Records from a collection:
########################################
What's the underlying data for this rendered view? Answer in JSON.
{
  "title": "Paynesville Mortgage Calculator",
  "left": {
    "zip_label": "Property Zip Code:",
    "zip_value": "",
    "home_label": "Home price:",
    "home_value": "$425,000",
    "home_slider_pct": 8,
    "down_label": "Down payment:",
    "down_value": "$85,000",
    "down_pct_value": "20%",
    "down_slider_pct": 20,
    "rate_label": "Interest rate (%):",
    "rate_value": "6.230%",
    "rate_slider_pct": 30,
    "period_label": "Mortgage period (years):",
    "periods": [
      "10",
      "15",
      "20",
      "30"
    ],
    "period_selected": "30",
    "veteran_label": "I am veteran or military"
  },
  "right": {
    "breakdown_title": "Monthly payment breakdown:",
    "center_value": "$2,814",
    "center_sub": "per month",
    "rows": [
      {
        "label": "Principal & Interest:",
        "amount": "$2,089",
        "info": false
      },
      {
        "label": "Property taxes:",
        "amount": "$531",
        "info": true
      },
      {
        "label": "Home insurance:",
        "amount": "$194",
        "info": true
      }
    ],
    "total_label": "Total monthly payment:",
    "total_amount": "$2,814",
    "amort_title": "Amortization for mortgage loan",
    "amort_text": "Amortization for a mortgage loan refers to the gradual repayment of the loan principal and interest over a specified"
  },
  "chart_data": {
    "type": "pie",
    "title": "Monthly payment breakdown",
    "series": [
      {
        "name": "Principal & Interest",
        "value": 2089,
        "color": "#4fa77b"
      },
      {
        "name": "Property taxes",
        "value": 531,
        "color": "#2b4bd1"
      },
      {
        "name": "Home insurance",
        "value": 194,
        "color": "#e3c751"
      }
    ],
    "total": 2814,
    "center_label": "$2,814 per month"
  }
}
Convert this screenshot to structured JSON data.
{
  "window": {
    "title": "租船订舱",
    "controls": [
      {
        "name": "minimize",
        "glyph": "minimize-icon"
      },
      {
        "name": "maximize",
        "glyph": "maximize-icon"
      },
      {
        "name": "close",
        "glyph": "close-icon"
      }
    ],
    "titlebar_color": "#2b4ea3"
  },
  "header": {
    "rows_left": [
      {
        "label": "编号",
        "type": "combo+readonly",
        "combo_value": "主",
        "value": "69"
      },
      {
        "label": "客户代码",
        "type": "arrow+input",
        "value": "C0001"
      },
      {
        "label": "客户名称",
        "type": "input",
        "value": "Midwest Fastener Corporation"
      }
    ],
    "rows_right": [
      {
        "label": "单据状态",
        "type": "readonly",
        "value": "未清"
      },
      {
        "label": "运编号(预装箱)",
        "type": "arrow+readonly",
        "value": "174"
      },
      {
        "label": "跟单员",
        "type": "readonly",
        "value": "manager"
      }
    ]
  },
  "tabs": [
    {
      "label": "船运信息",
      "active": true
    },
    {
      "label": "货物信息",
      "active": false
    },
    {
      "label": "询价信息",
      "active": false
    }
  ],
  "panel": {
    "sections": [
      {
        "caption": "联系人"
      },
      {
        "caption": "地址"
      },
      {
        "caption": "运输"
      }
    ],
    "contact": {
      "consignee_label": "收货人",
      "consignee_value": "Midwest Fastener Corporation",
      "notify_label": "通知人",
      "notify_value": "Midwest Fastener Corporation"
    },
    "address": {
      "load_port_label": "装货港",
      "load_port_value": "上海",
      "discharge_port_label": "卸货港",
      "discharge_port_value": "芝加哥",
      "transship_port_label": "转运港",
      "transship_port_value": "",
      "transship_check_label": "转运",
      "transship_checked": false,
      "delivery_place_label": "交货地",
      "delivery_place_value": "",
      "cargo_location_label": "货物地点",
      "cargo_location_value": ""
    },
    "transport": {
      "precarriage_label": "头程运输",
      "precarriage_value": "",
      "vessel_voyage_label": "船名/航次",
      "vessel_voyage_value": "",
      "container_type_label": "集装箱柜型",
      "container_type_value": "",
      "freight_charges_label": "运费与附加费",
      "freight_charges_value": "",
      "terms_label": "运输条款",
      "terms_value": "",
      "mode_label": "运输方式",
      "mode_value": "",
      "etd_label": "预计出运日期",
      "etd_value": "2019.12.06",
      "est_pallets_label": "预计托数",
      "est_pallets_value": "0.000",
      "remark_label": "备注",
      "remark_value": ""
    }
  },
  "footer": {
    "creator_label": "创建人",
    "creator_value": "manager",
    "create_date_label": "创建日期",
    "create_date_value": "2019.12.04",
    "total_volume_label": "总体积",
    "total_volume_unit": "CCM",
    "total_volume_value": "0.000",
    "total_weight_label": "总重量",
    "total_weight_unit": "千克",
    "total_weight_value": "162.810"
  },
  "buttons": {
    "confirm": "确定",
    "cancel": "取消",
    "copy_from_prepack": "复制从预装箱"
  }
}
########################################
GIVEN REQUEST:
Write out the full listing exactly as given.

PROBLEM SOLUTION:
What's the underlying data for this rendered view? Answer in JSON.
{
  "title": "Paynesville Mortgage Calculator",
  "left": {
    "zip_label": "Property Zip Code:",
    "zip_value": "",
    "home_label": "Home price:",
    "home_value": "$425,000",
    "home_slider_pct": 8,
    "down_label": "Down payment:",
    "down_value": "$85,000",
    "down_pct_value": "20%",
    "down_slider_pct": 20,
    "rate_label": "Interest rate (%):",
    "rate_value": "6.230%",
    "rate_slider_pct": 30,
    "period_label": "Mortgage period (years):",
    "periods": [
      "10",
      "15",
      "20",
      "30"
    ],
    "period_selected": "30",
    "veteran_label": "I am veteran or military"
  },
  "right": {
    "breakdown_title": "Monthly payment breakdown:",
    "center_value": "$2,814",
    "center_sub": "per month",
    "rows": [
      {
        "label": "Principal & Interest:",
        "amount": "$2,089",
        "info": false
      },
      {
        "label": "Property taxes:",
        "amount": "$531",
        "info": true
      },
      {
        "label": "Home insurance:",
        "amount": "$194",
        "info": true
      }
    ],
    "total_label": "Total monthly payment:",
    "total_amount": "$2,814",
    "amort_title": "Amortization for mortgage loan",
    "amort_text": "Amortization for a mortgage loan refers to the gradual repayment of the loan principal and interest over a specified"
  },
  "chart_data": {
    "type": "pie",
    "title": "Monthly payment breakdown",
    "series": [
      {
        "name": "Principal & Interest",
        "value": 2089,
        "color": "#4fa77b"
      },
      {
        "name": "Property taxes",
        "value": 531,
        "color": "#2b4bd1"
      },
      {
        "name": "Home insurance",
        "value": 194,
        "color": "#e3c751"
      }
    ],
    "total": 2814,
    "center_label": "$2,814 per month"
  }
}
Convert this screenshot to structured JSON data.
{
  "window": {
    "title": "租船订舱",
    "controls": [
      {
        "name": "minimize",
        "glyph": "minimize-icon"
      },
      {
        "name": "maximize",
        "glyph": "maximize-icon"
      },
      {
        "name": "close",
        "glyph": "close-icon"
      }
    ],
    "titlebar_color": "#2b4ea3"
  },
  "header": {
    "rows_left": [
      {
        "label": "编号",
        "type": "combo+readonly",
        "combo_value": "主",
        "value": "69"
      },
      {
        "label": "客户代码",
        "type": "arrow+input",
        "value": "C0001"
      },
      {
        "label": "客户名称",
        "type": "input",
        "value": "Midwest Fastener Corporation"
      }
    ],
    "rows_right": [
      {
        "label": "单据状态",
        "type": "readonly",
        "value": "未清"
      },
      {
        "label": "运编号(预装箱)",
        "type": "arrow+readonly",
        "value": "174"
      },
      {
        "label": "跟单员",
        "type": "readonly",
        "value": "manager"
      }
    ]
  },
  "tabs": [
    {
      "label": "船运信息",
      "active": true
    },
    {
      "label": "货物信息",
      "active": false
    },
    {
      "label": "询价信息",
      "active": false
    }
  ],
  "panel": {
    "sections": [
      {
        "caption": "联系人"
      },
      {
        "caption": "地址"
      },
      {
        "caption": "运输"
      }
    ],
    "contact": {
      "consignee_label": "收货人",
      "consignee_value": "Midwest Fastener Corporation",
      "notify_label": "通知人",
      "notify_value": "Midwest Fastener Corporation"
    },
    "address": {
      "load_port_label": "装货港",
      "load_port_value": "上海",
      "discharge_port_label": "卸货港",
      "discharge_port_value": "芝加哥",
      "transship_port_label": "转运港",
      "transship_port_value": "",
      "transship_check_label": "转运",
      "transship_checked": false,
      "delivery_place_label": "交货地",
      "delivery_place_value": "",
      "cargo_location_label": "货物地点",
      "cargo_location_value": ""
    },
    "transport": {
      "precarriage_label": "头程运输",
      "precarriage_value": "",
      "vessel_voyage_label": "船名/航次",
      "vessel_voyage_value": "",
      "container_type_label": "集装箱柜型",
      "container_type_value": "",
      "freight_charges_label": "运费与附加费",
      "freight_charges_value": "",
      "terms_label": "运输条款",
      "terms_value": "",
      "mode_label": "运输方式",
      "mode_value": "",
      "etd_label": "预计出运日期",
      "etd_value": "2019.12.06",
      "est_pallets_label": "预计托数",
      "est_pallets_value": "0.000",
      "remark_label": "备注",
      "remark_value": ""
    }
  },
  "footer": {
    "creator_label": "创建人",
    "creator_value": "manager",
    "create_date_label": "创建日期",
    "create_date_value": "2019.12.04",
    "total_volume_label": "总体积",
    "total_volume_unit": "CCM",
    "total_volume_value": "0.000",
    "total_weight_label": "总重量",
    "total_weight_unit": "千克",
    "total_weight_value": "162.810"
  },
  "buttons": {
    "confirm": "确定",
    "cancel": "取消",
    "copy_from_prepack": "复制从预装箱"
  }
}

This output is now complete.